• **WHAT IS NEEDED**: In the listing below, identify each line with the word "label" and return those lines.
○ ○ ○
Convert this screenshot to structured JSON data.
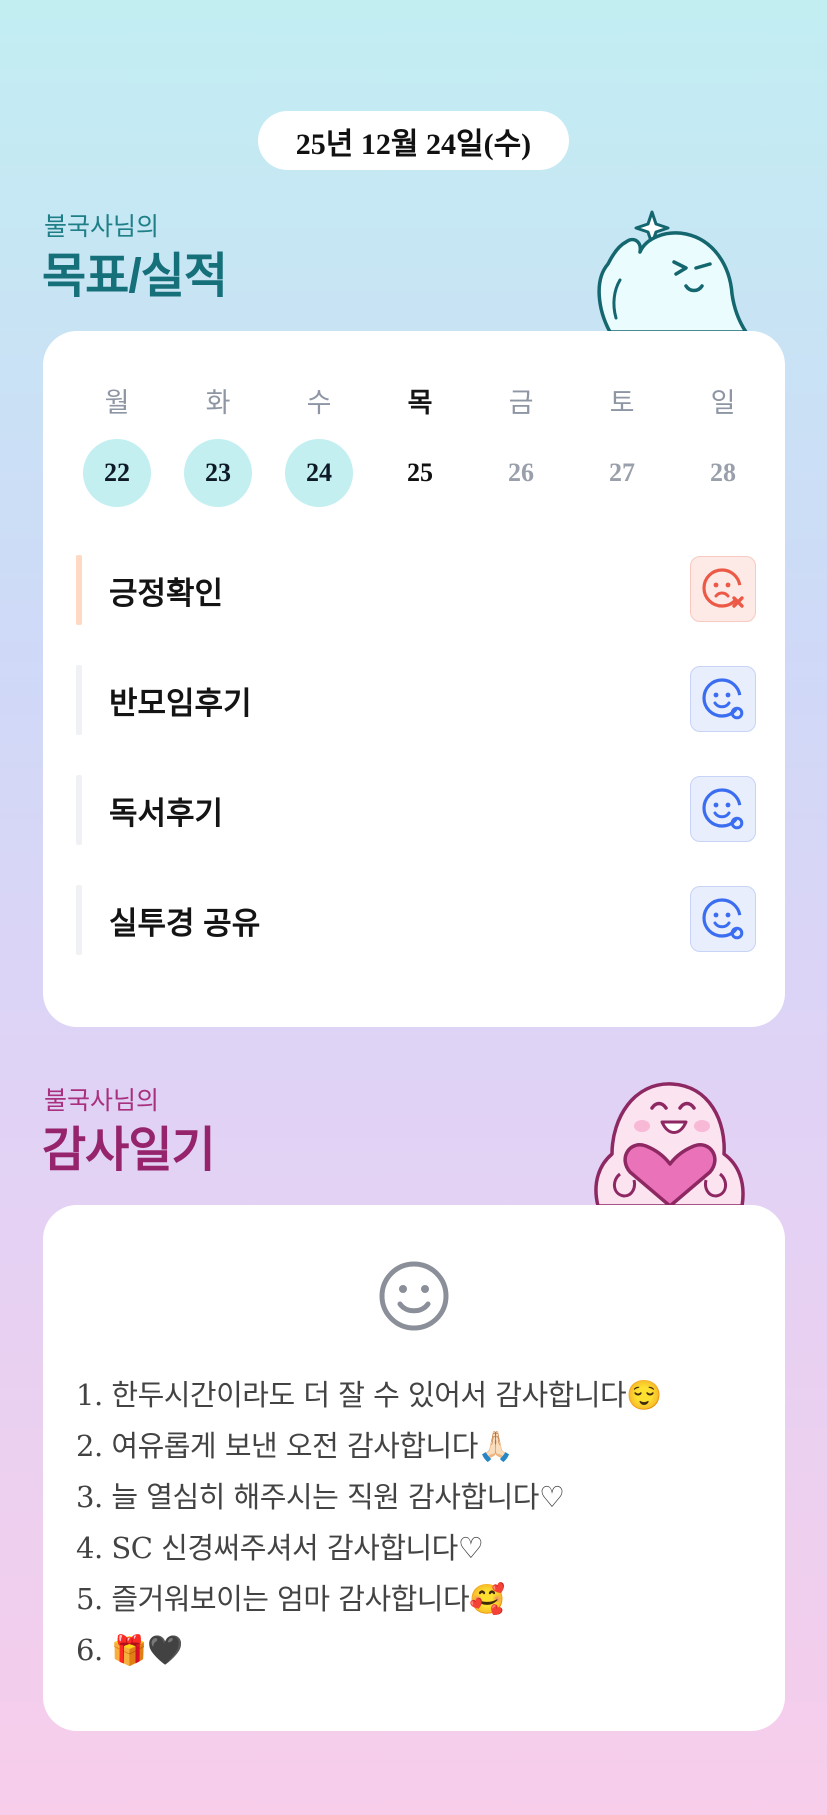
{
  "header": {
    "date": "25년 12월 24일(수)"
  },
  "goals_section": {
    "subtitle": "불국사님의",
    "title": "목표/실적",
    "mascot": "winking-mint-ghost-illustration"
  },
  "week": {
    "days": [
      {
        "name": "월",
        "num": "22",
        "status": "done"
      },
      {
        "name": "화",
        "num": "23",
        "status": "done"
      },
      {
        "name": "수",
        "num": "24",
        "status": "done"
      },
      {
        "name": "목",
        "num": "25",
        "status": "today"
      },
      {
        "name": "금",
        "num": "26",
        "status": "future"
      },
      {
        "name": "토",
        "num": "27",
        "status": "future"
      },
      {
        "name": "일",
        "num": "28",
        "status": "future"
      }
    ]
  },
  "goals": [
    {
      "label": "긍정확인",
      "status": "fail",
      "icon": "sad-face-x-icon"
    },
    {
      "label": "반모임후기",
      "status": "ok",
      "icon": "smile-face-o-icon"
    },
    {
      "label": "독서후기",
      "status": "ok",
      "icon": "smile-face-o-icon"
    },
    {
      "label": "실투경 공유",
      "status": "ok",
      "icon": "smile-face-o-icon"
    }
  ],
  "gratitude_section": {
    "subtitle": "불국사님의",
    "title": "감사일기",
    "mascot": "pink-ghost-holding-heart-illustration",
    "icon": "smile-face-icon"
  },
  "diary": {
    "lines": [
      "1. 한두시간이라도 더 잘 수 있어서 감사합니다😌",
      "2. 여유롭게 보낸 오전 감사합니다🙏🏻",
      "3. 늘 열심히 해주시는 직원 감사합니다♡",
      "4. SC 신경써주셔서 감사합니다♡",
      "5. 즐거워보이는 엄마 감사합니다🥰",
      "6. 🎁🖤"
    ]
  },
  "colors": {
    "goal_accent": "#16707a",
    "gratitude_accent": "#95246c",
    "done_day_bg": "#c3eff1",
    "fail_icon": "#ec5a47",
    "ok_icon": "#3a6df0"
  }
}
○ ○ ○
• **RESULT OF THE TASK**:
      "label": "긍정확인",
      "label": "반모임후기",
      "label": "독서후기",
      "label": "실투경 공유",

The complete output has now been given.